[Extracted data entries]

· · ·

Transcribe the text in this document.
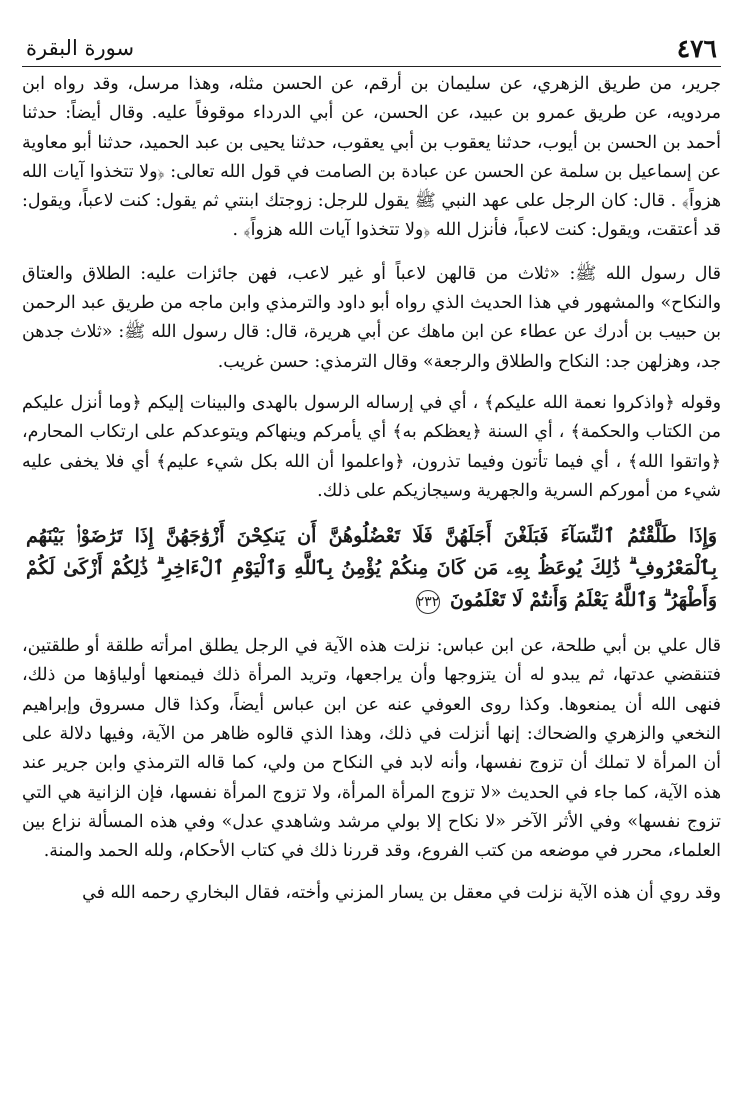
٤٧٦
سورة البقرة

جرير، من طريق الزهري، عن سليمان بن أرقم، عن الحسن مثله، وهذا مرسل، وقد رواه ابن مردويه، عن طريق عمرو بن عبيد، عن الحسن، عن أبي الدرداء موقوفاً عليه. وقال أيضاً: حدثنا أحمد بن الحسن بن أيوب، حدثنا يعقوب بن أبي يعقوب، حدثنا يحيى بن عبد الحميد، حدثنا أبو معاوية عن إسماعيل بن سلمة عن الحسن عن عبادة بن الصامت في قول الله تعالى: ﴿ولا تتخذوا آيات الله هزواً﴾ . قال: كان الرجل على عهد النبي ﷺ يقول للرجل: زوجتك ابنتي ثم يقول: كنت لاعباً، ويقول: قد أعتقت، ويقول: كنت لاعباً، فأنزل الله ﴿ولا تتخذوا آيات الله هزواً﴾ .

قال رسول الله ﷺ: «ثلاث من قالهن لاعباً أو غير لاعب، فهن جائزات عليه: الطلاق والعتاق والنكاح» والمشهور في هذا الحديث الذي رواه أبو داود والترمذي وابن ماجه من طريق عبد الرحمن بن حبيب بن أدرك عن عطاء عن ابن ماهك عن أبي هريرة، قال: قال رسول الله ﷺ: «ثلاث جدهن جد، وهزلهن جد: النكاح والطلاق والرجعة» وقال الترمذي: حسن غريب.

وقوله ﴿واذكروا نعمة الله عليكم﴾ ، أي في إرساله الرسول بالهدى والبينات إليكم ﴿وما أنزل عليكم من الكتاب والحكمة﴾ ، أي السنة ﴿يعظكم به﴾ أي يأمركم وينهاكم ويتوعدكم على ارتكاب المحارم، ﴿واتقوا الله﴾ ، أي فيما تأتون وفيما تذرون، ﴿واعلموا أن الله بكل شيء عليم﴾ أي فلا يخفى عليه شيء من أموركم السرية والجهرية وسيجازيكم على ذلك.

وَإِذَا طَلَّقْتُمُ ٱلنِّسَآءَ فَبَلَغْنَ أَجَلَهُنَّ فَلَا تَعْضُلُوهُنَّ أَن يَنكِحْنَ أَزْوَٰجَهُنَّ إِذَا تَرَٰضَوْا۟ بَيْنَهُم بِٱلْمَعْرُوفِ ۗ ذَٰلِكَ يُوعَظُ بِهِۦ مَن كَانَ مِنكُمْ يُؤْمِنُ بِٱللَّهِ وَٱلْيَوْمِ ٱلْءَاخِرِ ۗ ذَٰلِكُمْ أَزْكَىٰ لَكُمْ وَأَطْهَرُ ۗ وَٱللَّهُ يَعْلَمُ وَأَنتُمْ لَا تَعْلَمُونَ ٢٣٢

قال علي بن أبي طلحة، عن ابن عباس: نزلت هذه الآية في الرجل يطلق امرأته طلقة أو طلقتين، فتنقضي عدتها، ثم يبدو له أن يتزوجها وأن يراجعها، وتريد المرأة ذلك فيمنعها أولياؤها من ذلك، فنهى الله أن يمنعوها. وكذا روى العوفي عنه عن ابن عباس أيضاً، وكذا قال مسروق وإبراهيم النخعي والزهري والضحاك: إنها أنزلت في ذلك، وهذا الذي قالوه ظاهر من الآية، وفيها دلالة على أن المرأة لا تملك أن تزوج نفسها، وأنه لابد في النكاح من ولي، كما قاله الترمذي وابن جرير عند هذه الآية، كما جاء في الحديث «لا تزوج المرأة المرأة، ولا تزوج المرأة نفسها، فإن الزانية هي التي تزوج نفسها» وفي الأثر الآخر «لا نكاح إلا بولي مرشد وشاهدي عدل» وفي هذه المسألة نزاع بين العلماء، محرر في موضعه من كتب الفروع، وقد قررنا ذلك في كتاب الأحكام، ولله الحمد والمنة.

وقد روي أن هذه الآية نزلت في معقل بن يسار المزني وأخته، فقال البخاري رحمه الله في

· · ·

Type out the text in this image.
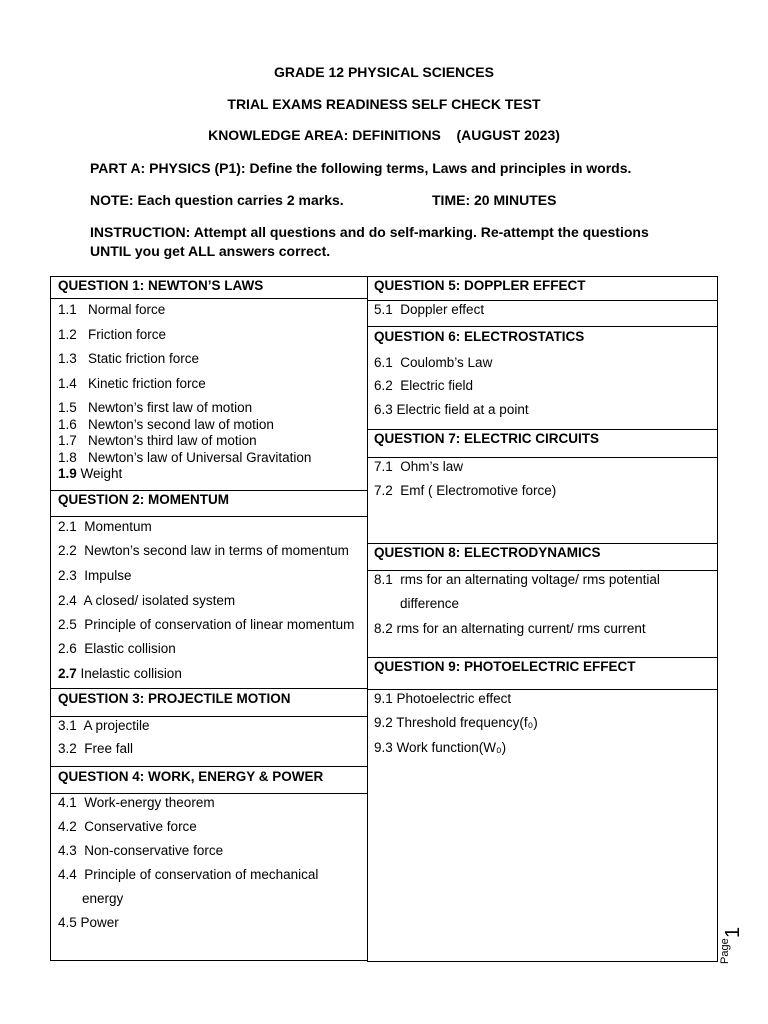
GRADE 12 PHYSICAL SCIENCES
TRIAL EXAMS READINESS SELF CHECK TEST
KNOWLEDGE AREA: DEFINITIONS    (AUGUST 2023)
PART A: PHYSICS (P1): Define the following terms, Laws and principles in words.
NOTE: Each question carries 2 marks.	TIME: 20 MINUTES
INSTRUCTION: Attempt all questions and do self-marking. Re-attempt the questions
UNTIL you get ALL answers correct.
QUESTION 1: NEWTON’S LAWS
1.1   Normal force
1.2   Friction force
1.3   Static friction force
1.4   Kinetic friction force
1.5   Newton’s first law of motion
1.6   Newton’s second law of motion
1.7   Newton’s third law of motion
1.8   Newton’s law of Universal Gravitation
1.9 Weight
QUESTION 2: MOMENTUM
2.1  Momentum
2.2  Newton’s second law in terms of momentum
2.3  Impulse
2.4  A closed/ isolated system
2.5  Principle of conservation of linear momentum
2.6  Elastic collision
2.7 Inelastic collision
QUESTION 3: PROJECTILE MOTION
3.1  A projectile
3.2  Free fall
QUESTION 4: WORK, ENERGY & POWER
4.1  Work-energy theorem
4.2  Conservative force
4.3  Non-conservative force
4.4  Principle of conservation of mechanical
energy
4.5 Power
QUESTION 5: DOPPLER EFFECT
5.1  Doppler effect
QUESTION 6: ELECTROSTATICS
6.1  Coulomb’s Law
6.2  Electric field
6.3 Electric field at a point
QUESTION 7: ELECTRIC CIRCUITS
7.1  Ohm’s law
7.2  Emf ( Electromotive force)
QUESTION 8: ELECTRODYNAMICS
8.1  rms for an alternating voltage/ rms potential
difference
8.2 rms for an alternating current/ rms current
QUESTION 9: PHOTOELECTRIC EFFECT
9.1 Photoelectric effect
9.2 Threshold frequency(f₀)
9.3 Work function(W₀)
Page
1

· · ·

Exercise aim
Write down only how many lines in the listing contain the word "terms".

Correct result
2